** Start of Dataset entries **

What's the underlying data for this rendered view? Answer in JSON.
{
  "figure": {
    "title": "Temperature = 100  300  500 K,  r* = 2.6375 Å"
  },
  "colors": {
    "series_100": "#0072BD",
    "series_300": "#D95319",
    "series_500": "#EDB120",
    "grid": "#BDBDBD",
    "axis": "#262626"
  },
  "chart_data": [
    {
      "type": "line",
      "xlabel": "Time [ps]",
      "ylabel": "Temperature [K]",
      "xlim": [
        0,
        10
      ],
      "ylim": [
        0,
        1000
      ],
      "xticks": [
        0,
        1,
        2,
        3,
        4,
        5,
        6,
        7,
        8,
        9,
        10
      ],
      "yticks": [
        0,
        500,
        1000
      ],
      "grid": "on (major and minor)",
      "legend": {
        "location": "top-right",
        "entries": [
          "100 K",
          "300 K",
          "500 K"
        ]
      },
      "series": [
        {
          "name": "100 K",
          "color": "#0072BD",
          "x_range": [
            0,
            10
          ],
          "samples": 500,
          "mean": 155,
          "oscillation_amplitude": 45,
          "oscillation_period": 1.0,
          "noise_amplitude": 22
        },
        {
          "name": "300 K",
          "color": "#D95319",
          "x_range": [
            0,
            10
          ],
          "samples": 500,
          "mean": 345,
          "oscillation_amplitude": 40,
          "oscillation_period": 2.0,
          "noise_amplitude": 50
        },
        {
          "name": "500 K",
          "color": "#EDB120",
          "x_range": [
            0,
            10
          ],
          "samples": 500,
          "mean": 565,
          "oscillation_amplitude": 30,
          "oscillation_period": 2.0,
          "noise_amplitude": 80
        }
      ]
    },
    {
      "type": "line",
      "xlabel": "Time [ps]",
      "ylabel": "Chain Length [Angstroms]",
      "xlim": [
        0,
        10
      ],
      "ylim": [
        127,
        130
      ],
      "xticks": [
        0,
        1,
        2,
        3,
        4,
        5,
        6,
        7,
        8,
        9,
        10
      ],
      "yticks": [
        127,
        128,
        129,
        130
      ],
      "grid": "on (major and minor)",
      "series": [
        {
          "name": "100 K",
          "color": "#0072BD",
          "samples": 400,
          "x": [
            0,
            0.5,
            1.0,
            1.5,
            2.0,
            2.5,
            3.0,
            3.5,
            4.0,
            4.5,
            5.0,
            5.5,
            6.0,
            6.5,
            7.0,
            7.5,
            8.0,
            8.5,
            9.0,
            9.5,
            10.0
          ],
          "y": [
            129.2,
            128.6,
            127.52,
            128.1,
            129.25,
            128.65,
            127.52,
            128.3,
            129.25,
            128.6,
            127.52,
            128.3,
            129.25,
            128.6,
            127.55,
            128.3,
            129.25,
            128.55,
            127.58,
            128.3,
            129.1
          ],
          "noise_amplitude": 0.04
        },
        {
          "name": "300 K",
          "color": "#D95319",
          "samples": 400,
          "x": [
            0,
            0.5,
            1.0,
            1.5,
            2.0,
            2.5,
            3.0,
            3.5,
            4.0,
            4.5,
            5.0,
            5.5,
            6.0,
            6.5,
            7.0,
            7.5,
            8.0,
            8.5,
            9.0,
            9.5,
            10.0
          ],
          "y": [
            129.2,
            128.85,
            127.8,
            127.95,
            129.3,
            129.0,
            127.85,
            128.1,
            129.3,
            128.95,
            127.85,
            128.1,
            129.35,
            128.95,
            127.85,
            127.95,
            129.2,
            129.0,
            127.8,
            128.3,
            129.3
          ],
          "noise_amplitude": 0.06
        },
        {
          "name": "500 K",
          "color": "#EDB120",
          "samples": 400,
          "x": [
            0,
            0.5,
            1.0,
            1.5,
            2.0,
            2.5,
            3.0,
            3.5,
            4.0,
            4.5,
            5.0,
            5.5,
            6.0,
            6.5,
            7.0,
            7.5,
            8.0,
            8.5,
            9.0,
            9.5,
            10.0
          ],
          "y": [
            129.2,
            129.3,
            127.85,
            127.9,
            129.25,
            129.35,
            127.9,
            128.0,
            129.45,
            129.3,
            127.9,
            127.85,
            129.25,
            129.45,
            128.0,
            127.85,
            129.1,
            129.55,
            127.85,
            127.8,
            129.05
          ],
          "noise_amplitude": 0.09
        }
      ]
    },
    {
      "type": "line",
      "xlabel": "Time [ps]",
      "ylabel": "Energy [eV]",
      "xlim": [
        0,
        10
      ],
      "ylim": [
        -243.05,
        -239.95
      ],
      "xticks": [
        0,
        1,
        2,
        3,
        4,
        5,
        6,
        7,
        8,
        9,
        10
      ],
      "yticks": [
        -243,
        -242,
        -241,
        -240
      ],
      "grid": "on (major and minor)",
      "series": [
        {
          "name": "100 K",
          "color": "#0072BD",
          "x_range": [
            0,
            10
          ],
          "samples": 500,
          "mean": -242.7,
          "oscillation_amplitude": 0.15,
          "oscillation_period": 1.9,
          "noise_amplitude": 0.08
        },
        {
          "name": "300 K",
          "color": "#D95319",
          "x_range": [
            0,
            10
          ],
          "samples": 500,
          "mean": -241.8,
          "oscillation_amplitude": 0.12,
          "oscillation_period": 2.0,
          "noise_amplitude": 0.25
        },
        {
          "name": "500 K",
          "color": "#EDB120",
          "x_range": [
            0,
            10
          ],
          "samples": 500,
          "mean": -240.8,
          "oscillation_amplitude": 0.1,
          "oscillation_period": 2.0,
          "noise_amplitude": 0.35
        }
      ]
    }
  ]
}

** End of Dataset entries **

The exercise — Read the data above and count the lines that include "Temperature". Answer only with the count.

Task result — 2